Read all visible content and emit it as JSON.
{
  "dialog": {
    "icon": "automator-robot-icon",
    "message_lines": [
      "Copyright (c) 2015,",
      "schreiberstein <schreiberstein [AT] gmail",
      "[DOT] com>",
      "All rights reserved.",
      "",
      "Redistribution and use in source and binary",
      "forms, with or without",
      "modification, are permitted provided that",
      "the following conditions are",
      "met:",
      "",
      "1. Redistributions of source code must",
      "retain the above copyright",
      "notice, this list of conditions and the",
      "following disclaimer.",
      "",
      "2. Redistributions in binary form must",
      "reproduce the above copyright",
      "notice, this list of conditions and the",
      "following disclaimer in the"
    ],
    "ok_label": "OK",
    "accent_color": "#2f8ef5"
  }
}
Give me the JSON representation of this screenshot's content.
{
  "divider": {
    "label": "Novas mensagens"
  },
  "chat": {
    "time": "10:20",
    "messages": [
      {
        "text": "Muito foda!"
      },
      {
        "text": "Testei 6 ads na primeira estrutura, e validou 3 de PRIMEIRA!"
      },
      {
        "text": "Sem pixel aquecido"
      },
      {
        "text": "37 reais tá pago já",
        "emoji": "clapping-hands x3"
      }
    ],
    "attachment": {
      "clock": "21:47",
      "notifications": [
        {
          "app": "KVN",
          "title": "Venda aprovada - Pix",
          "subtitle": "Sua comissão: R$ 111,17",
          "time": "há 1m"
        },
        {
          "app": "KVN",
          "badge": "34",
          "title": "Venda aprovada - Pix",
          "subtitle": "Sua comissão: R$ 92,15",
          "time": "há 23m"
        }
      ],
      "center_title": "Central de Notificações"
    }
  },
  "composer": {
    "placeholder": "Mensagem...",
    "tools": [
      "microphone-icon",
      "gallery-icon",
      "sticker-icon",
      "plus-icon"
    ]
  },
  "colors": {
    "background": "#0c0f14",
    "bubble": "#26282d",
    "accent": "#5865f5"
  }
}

• • • •

## [WHAT YOU SHOULD DO]
Repeat only the stretch of lines starting at the one containing "Give me the" and running to the final line of the entries above.

## [RESPONSE TO THE EXERCISE]
Give me the JSON representation of this screenshot's content.
{
  "divider": {
    "label": "Novas mensagens"
  },
  "chat": {
    "time": "10:20",
    "messages": [
      {
        "text": "Muito foda!"
      },
      {
        "text": "Testei 6 ads na primeira estrutura, e validou 3 de PRIMEIRA!"
      },
      {
        "text": "Sem pixel aquecido"
      },
      {
        "text": "37 reais tá pago já",
        "emoji": "clapping-hands x3"
      }
    ],
    "attachment": {
      "clock": "21:47",
      "notifications": [
        {
          "app": "KVN",
          "title": "Venda aprovada - Pix",
          "subtitle": "Sua comissão: R$ 111,17",
          "time": "há 1m"
        },
        {
          "app": "KVN",
          "badge": "34",
          "title": "Venda aprovada - Pix",
          "subtitle": "Sua comissão: R$ 92,15",
          "time": "há 23m"
        }
      ],
      "center_title": "Central de Notificações"
    }
  },
  "composer": {
    "placeholder": "Mensagem...",
    "tools": [
      "microphone-icon",
      "gallery-icon",
      "sticker-icon",
      "plus-icon"
    ]
  },
  "colors": {
    "background": "#0c0f14",
    "bubble": "#26282d",
    "accent": "#5865f5"
  }
}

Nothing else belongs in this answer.